# [STATED GOAL]
Quote the passage of the Melody Bar text that begins with the words containing "The Melody rapidly" and ends with "small dance floor.".

The Melody
- Interactive map of The Melody
- Address: 106 French Street New Brunswick, New Jersey, US
- Location: Between Plum and Prospect
- Coordinates: 40°29′37″N 74°27′4″W﻿ / ﻿40.49361°N 74.45111°W
- Type: Music venue, dance club
- Events: Alternative rock, goth, New Wave, electronic music, punk, post punk, house, hip-hop and emo

Construction
- Opened: March 1981; 45 years ago
- Closed: 2001; 25 years ago

= Melody Bar =

The Melody Bar was a live music and dance club on French Street in the 1980s and 1990s in New Brunswick, New Jersey.

==Background==
The venue, formerly a neighborhood bar serving the large midcentury New Brunswick Hungarian community, was opened in March 1981 by Cal Levine and Steve Flaks. The duo kept the name, Melody, after the daughter of the former Hungarian-American family owners.

The Melody rapidly became a hot spot for artists and musicians in the region.
The music played and performed at the Melody Bar tended towards alternative rock, goth, punk, New Wave and post punk. DJs spun tracks by bands like The Smiths, The Cure, and Depeche Mode, as well as played genres like dance, house, electronica, and hip-hop on its small dance floor.

# [INFORMATION GIVEN]
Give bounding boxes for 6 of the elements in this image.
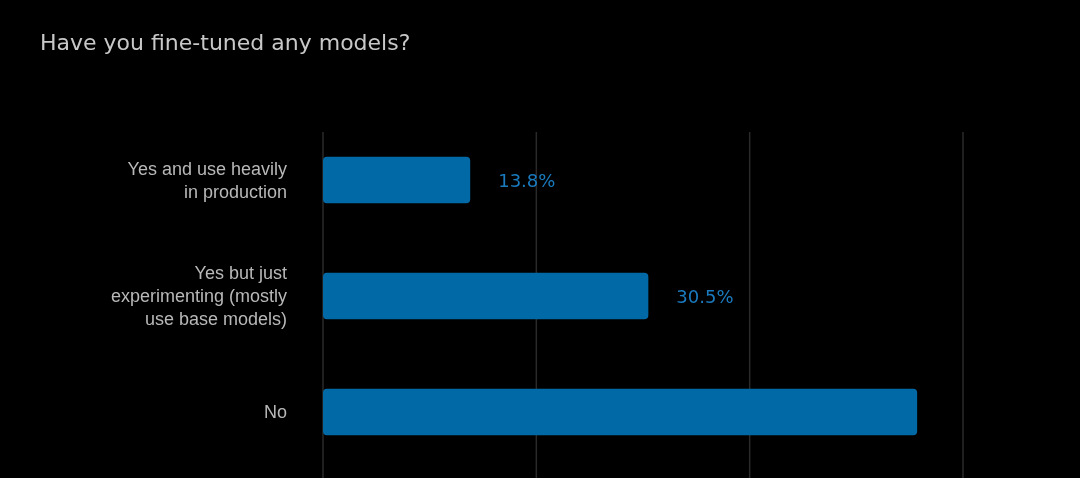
y-tick-label: No bbox=[263, 402, 287, 422]
data-label: 13.8% bbox=[498, 170, 556, 191]
y-tick-label: Yes but just experimenting (mostly use base models) bbox=[110, 263, 287, 329]
chart-title: Have you fine-tuned any models? bbox=[40, 30, 411, 55]
data-label: 30.5% bbox=[676, 286, 734, 307]
y-tick-label: Yes and use heavily in production bbox=[127, 158, 287, 202]
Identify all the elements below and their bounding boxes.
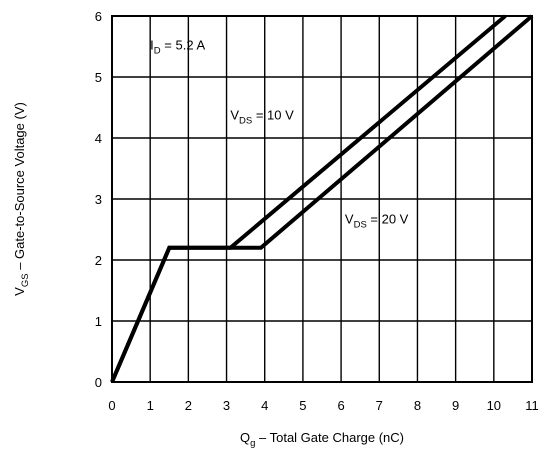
- x-tick-label: 11: [525, 398, 539, 413]
- y-axis-label: VGS – Gate-to-Source Voltage (V): [12, 102, 31, 296]
- plot-frame: [111, 15, 533, 383]
- y-tick-label: 4: [95, 131, 102, 146]
- annotation-id: ID = 5.2 A: [150, 38, 205, 57]
- y-tick-label: 2: [95, 253, 102, 268]
- x-tick-label: 10: [487, 398, 501, 413]
- y-tick-labels: 0 1 2 3 4 5 6: [95, 9, 102, 390]
- x-tick-label: 3: [223, 398, 230, 413]
- x-tick-label: 4: [261, 398, 268, 413]
- y-tick-label: 0: [95, 375, 102, 390]
- y-tick-label: 6: [95, 9, 102, 24]
- x-tick-labels: 0 1 2 3 4 5 6 7 8 9 10 11: [108, 398, 538, 413]
- grid-lines: [112, 16, 532, 382]
- x-tick-label: 8: [414, 398, 421, 413]
- x-tick-label: 2: [185, 398, 192, 413]
- x-tick-label: 0: [108, 398, 115, 413]
- y-tick-label: 5: [95, 70, 102, 85]
- annotation-vds20: VDS = 20 V: [345, 211, 409, 230]
- x-axis-label: Qg – Total Gate Charge (nC): [240, 430, 404, 449]
- annotations: ID = 5.2 A VDS = 10 V VDS = 20 V: [150, 38, 408, 231]
- y-tick-label: 1: [95, 314, 102, 329]
- x-tick-label: 7: [376, 398, 383, 413]
- x-tick-label: 5: [299, 398, 306, 413]
- x-tick-label: 1: [147, 398, 154, 413]
- y-tick-label: 3: [95, 192, 102, 207]
- series-lines: [110, 14, 534, 383]
- x-tick-label: 6: [337, 398, 344, 413]
- annotation-vds10: VDS = 10 V: [230, 108, 294, 127]
- x-tick-label: 9: [452, 398, 459, 413]
- series-line-2: [110, 14, 534, 383]
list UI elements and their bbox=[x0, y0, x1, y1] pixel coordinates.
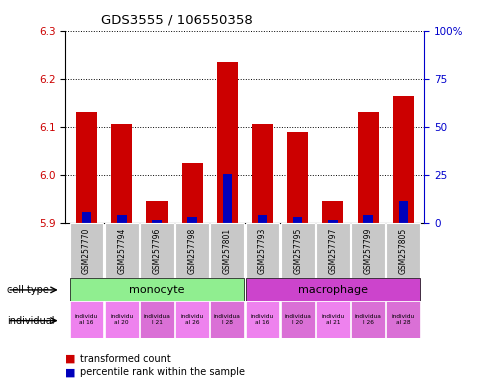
Bar bbox=[82, 212, 91, 223]
Bar bbox=[350, 301, 384, 338]
Bar bbox=[280, 223, 314, 278]
Bar bbox=[216, 62, 237, 223]
Text: individu
al 16: individu al 16 bbox=[250, 314, 273, 325]
Text: ■: ■ bbox=[65, 367, 76, 377]
Text: GSM257770: GSM257770 bbox=[82, 227, 91, 274]
Bar bbox=[111, 124, 132, 223]
Bar bbox=[187, 217, 197, 223]
Bar bbox=[105, 223, 138, 278]
Bar bbox=[316, 301, 349, 338]
Text: individu
al 16: individu al 16 bbox=[75, 314, 98, 325]
Text: ■: ■ bbox=[65, 354, 76, 364]
Text: individua
l 20: individua l 20 bbox=[284, 314, 311, 325]
Bar bbox=[398, 201, 407, 223]
Bar bbox=[252, 124, 272, 223]
Text: GSM257799: GSM257799 bbox=[363, 227, 372, 274]
Text: monocyte: monocyte bbox=[129, 285, 184, 295]
Bar bbox=[386, 301, 419, 338]
Bar bbox=[76, 112, 97, 223]
Text: GSM257793: GSM257793 bbox=[257, 227, 267, 274]
Text: individu
al 28: individu al 28 bbox=[391, 314, 414, 325]
Text: GSM257796: GSM257796 bbox=[152, 227, 161, 274]
Text: transformed count: transformed count bbox=[80, 354, 170, 364]
Bar bbox=[350, 223, 384, 278]
Text: GSM257805: GSM257805 bbox=[398, 227, 407, 274]
Bar bbox=[245, 223, 279, 278]
Bar bbox=[386, 223, 419, 278]
Bar bbox=[210, 223, 244, 278]
Bar bbox=[140, 223, 173, 278]
Bar bbox=[245, 278, 419, 301]
Bar bbox=[70, 223, 103, 278]
Text: individua
l 28: individua l 28 bbox=[213, 314, 240, 325]
Bar bbox=[357, 112, 378, 223]
Text: GSM257801: GSM257801 bbox=[222, 227, 231, 274]
Bar bbox=[328, 220, 337, 223]
Text: individu
al 20: individu al 20 bbox=[110, 314, 133, 325]
Bar bbox=[175, 301, 209, 338]
Bar bbox=[287, 131, 308, 223]
Bar bbox=[292, 217, 302, 223]
Text: individu
al 21: individu al 21 bbox=[320, 314, 344, 325]
Text: GSM257794: GSM257794 bbox=[117, 227, 126, 274]
Text: individua
l 21: individua l 21 bbox=[143, 314, 170, 325]
Bar bbox=[222, 174, 232, 223]
Bar bbox=[363, 215, 372, 223]
Bar bbox=[152, 220, 161, 223]
Text: percentile rank within the sample: percentile rank within the sample bbox=[80, 367, 244, 377]
Text: GSM257797: GSM257797 bbox=[328, 227, 337, 274]
Bar bbox=[280, 301, 314, 338]
Bar bbox=[117, 215, 126, 223]
Bar bbox=[245, 301, 279, 338]
Text: individua
l 26: individua l 26 bbox=[354, 314, 381, 325]
Bar bbox=[210, 301, 244, 338]
Bar bbox=[316, 223, 349, 278]
Bar bbox=[257, 215, 267, 223]
Bar bbox=[175, 223, 209, 278]
Bar bbox=[146, 201, 167, 223]
Text: cell type: cell type bbox=[7, 285, 49, 295]
Bar bbox=[140, 301, 173, 338]
Text: individu
al 26: individu al 26 bbox=[180, 314, 203, 325]
Bar bbox=[322, 201, 343, 223]
Text: macrophage: macrophage bbox=[297, 285, 367, 295]
Text: GSM257798: GSM257798 bbox=[187, 227, 196, 274]
Bar bbox=[70, 301, 103, 338]
Bar bbox=[70, 278, 244, 301]
Text: individual: individual bbox=[7, 316, 55, 326]
Text: GSM257795: GSM257795 bbox=[293, 227, 302, 274]
Bar bbox=[392, 96, 413, 223]
Text: GDS3555 / 106550358: GDS3555 / 106550358 bbox=[101, 14, 253, 27]
Bar bbox=[105, 301, 138, 338]
Bar bbox=[181, 163, 202, 223]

# [EXERCISE RESULT]
The Melody rapidly became a hot spot for artists and musicians in the region.
The music played and performed at the Melody Bar tended towards alternative rock, goth, punk, New Wave and post punk. DJs spun tracks by bands like The Smiths, The Cure, and Depeche Mode, as well as played genres like dance, house, electronica, and hip-hop on its small dance floor.